■ ITEMS ■

------

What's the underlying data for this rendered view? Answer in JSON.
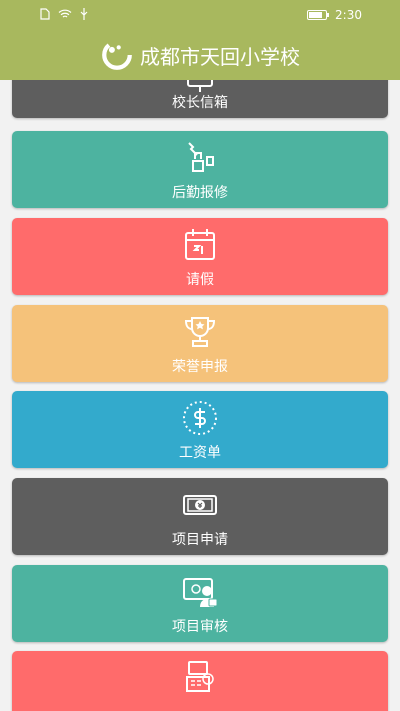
{
  "status_bar": {
    "time": "2:30"
  },
  "header": {
    "title": "成都市天回小学校"
  },
  "colors": {
    "header": "#a8b85e",
    "dark": "#5e5e5e",
    "teal": "#4db3a0",
    "coral": "#ff6b6b",
    "orange": "#f5c27a",
    "blue": "#33aacc"
  },
  "menu": [
    {
      "label": "校长信箱",
      "icon": "mailbox-icon",
      "color": "#5e5e5e"
    },
    {
      "label": "后勤报修",
      "icon": "repair-tools-icon",
      "color": "#4db3a0"
    },
    {
      "label": "请假",
      "icon": "calendar-icon",
      "color": "#ff6b6b"
    },
    {
      "label": "荣誉申报",
      "icon": "trophy-icon",
      "color": "#f5c27a"
    },
    {
      "label": "工资单",
      "icon": "dollar-coin-icon",
      "color": "#33aacc"
    },
    {
      "label": "项目申请",
      "icon": "yen-banknote-icon",
      "color": "#5e5e5e"
    },
    {
      "label": "项目审核",
      "icon": "review-lock-icon",
      "color": "#4db3a0"
    },
    {
      "label": "",
      "icon": "cashier-icon",
      "color": "#ff6b6b"
    }
  ]
}
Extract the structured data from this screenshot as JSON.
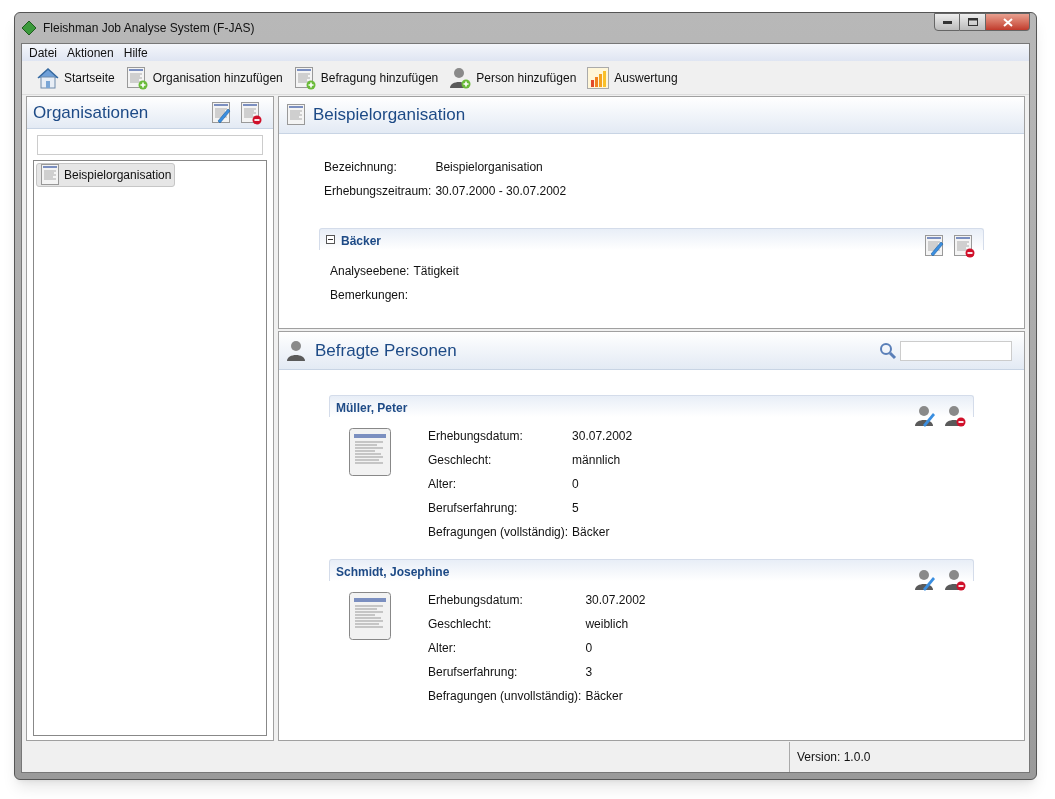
{
  "window": {
    "title": "Fleishman Job Analyse System (F-JAS)"
  },
  "menu": [
    "Datei",
    "Aktionen",
    "Hilfe"
  ],
  "toolbar": [
    {
      "kind": "home",
      "label": "Startseite"
    },
    {
      "kind": "doc-add",
      "label": "Organisation hinzufügen"
    },
    {
      "kind": "doc-add",
      "label": "Befragung hinzufügen"
    },
    {
      "kind": "person-add",
      "label": "Person hinzufügen"
    },
    {
      "kind": "chart",
      "label": "Auswertung"
    }
  ],
  "sidebar": {
    "title": "Organisationen",
    "items": [
      {
        "label": "Beispielorganisation",
        "selected": true
      }
    ]
  },
  "organisation": {
    "title": "Beispielorganisation",
    "fields": [
      {
        "label": "Bezeichnung:",
        "value": "Beispielorganisation"
      },
      {
        "label": "Erhebungszeitraum:",
        "value": "30.07.2000 - 30.07.2002"
      }
    ],
    "sections": [
      {
        "title": "Bäcker",
        "expanded": true,
        "fields": [
          {
            "label": "Analyseebene:",
            "value": "Tätigkeit"
          },
          {
            "label": "Bemerkungen:"
          }
        ]
      }
    ]
  },
  "persons": {
    "title": "Befragte Personen",
    "items": [
      {
        "name": "Müller, Peter",
        "fields": [
          {
            "label": "Erhebungsdatum:",
            "value": "30.07.2002"
          },
          {
            "label": "Geschlecht:",
            "value": "männlich"
          },
          {
            "label": "Alter:",
            "value": "0"
          },
          {
            "label": "Berufserfahrung:",
            "value": "5"
          },
          {
            "label": "Befragungen (vollständig):",
            "value": "Bäcker"
          }
        ]
      },
      {
        "name": "Schmidt, Josephine",
        "fields": [
          {
            "label": "Erhebungsdatum:",
            "value": "30.07.2002"
          },
          {
            "label": "Geschlecht:",
            "value": "weiblich"
          },
          {
            "label": "Alter:",
            "value": "0"
          },
          {
            "label": "Berufserfahrung:",
            "value": "3"
          },
          {
            "label": "Befragungen (unvollständig):",
            "value": "Bäcker"
          }
        ]
      }
    ]
  },
  "status_bar": {
    "version": "Version: 1.0.0"
  }
}
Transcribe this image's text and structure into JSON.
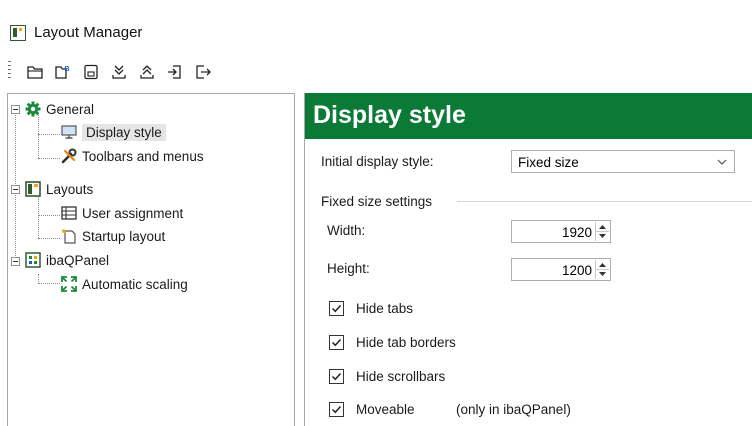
{
  "window": {
    "title": "Layout Manager"
  },
  "toolbar": {
    "buttons": [
      {
        "icon": "folder-open-icon"
      },
      {
        "icon": "folder-blue-icon"
      },
      {
        "icon": "save-icon"
      },
      {
        "icon": "import-icon"
      },
      {
        "icon": "export-icon"
      },
      {
        "icon": "login-icon"
      },
      {
        "icon": "logout-icon"
      }
    ]
  },
  "tree": {
    "general": {
      "label": "General",
      "children": {
        "display_style": "Display style",
        "toolbars": "Toolbars and menus"
      }
    },
    "layouts": {
      "label": "Layouts",
      "children": {
        "user_assignment": "User assignment",
        "startup_layout": "Startup layout"
      }
    },
    "ibaqpanel": {
      "label": "ibaQPanel",
      "children": {
        "automatic_scaling": "Automatic scaling"
      }
    }
  },
  "content": {
    "title": "Display style",
    "initial_display_style": {
      "label": "Initial display style:",
      "value": "Fixed size"
    },
    "group_label": "Fixed size settings",
    "width": {
      "label": "Width:",
      "value": "1920"
    },
    "height": {
      "label": "Height:",
      "value": "1200"
    },
    "checkboxes": {
      "hide_tabs": {
        "label": "Hide tabs",
        "checked": true
      },
      "hide_tab_borders": {
        "label": "Hide tab borders",
        "checked": true
      },
      "hide_scrollbars": {
        "label": "Hide scrollbars",
        "checked": true
      },
      "moveable": {
        "label": "Moveable",
        "note": "(only in ibaQPanel)",
        "checked": true
      }
    }
  },
  "colors": {
    "header_green": "#0a7a36",
    "selection": "#e5e5e5"
  }
}
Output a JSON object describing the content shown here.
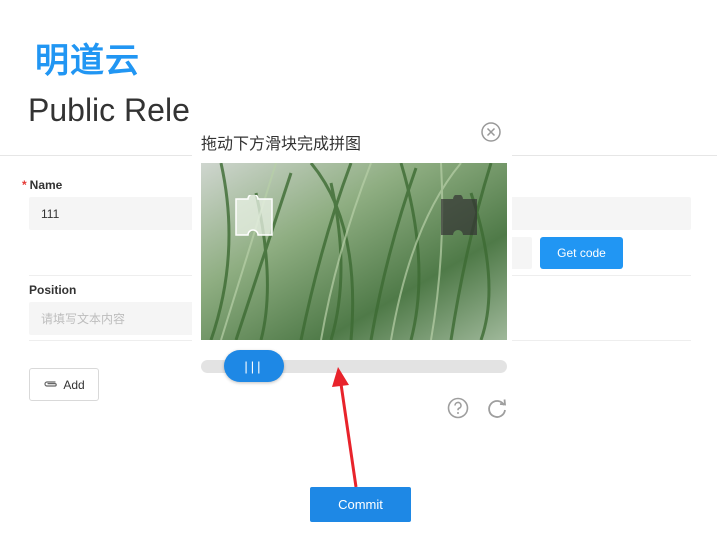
{
  "logo": {
    "text": "明道云"
  },
  "page": {
    "title": "Public Rele"
  },
  "form": {
    "name_label": "Name",
    "name_value": "111",
    "get_code_label": "Get code",
    "position_label": "Position",
    "position_placeholder": "请填写文本内容",
    "add_label": "Add"
  },
  "captcha": {
    "title": "拖动下方滑块完成拼图",
    "slider_handle_glyph": "|||",
    "slider_progress": 0.12
  },
  "footer": {
    "commit_label": "Commit"
  },
  "colors": {
    "primary": "#1e88e5",
    "required": "#e53935",
    "annotation_arrow": "#e8232b"
  }
}
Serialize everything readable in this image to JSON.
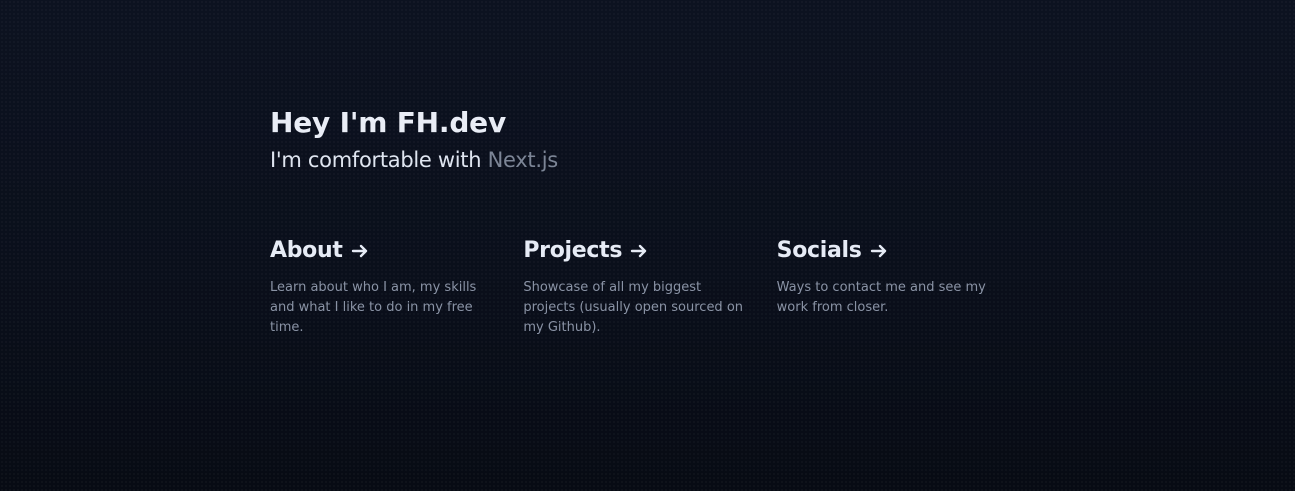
{
  "hero": {
    "title": "Hey I'm FH.dev",
    "tagline_prefix": "I'm comfortable with",
    "tagline_tech": "Next.js"
  },
  "cards": [
    {
      "title": "About",
      "icon": "arrow-right-icon",
      "description": "Learn about who I am, my skills and what I like to do in my free time."
    },
    {
      "title": "Projects",
      "icon": "arrow-right-icon",
      "description": "Showcase of all my biggest projects (usually open sourced on my Github)."
    },
    {
      "title": "Socials",
      "icon": "arrow-right-icon",
      "description": "Ways to contact me and see my work from closer."
    }
  ],
  "colors": {
    "background": "#0b101c",
    "heading": "#e9edf6",
    "muted": "#8a93a5",
    "tech_accent": "#7c8596"
  }
}
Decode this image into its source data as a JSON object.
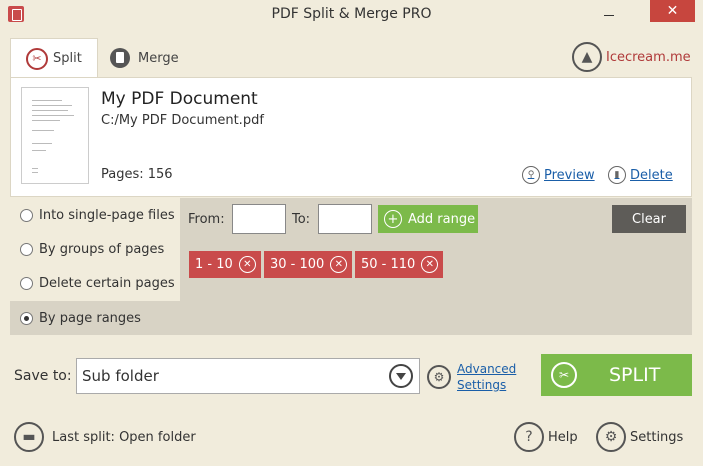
{
  "window": {
    "title": "PDF Split & Merge PRO",
    "close_glyph": "✕"
  },
  "tabs": {
    "split_label": "Split",
    "merge_label": "Merge"
  },
  "brand": {
    "text": "Icecream.me"
  },
  "document": {
    "name": "My PDF Document",
    "path": "C:/My PDF Document.pdf",
    "pages_text": "Pages: 156",
    "preview_label": "Preview",
    "delete_label": "Delete"
  },
  "options": {
    "items": [
      {
        "label": "Into single-page files",
        "checked": false
      },
      {
        "label": "By groups of pages",
        "checked": false
      },
      {
        "label": "Delete certain pages",
        "checked": false
      },
      {
        "label": "By page ranges",
        "checked": true
      }
    ]
  },
  "ranges": {
    "from_label": "From:",
    "from_value": "",
    "to_label": "To:",
    "to_value": "",
    "add_label": "Add range",
    "clear_label": "Clear",
    "chips": [
      "1 - 10",
      "30 - 100",
      "50 - 110"
    ]
  },
  "save": {
    "label": "Save to:",
    "selected": "Sub folder",
    "advanced_line1": "Advanced",
    "advanced_line2": "Settings",
    "split_label": "SPLIT"
  },
  "footer": {
    "last_split": "Last split: Open folder",
    "help_label": "Help",
    "settings_label": "Settings"
  },
  "colors": {
    "accent_green": "#7cba4a",
    "accent_red": "#c94b4b",
    "link_blue": "#1a5ea8",
    "background": "#f1ecdc"
  }
}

------

■ THE TASK ■
Search the data for "JSON". Copy every line that has it.

■ THE OUTPUT ■
What's the underlying data for this rendered view? Answer in JSON.
Extract the structured data from this screenshot as JSON.
Transcribe this image's text and structure into JSON.
Output a JSON object describing the content shown here.
Serialize everything readable in this image to JSON.
Decode this image into its source data as a JSON object.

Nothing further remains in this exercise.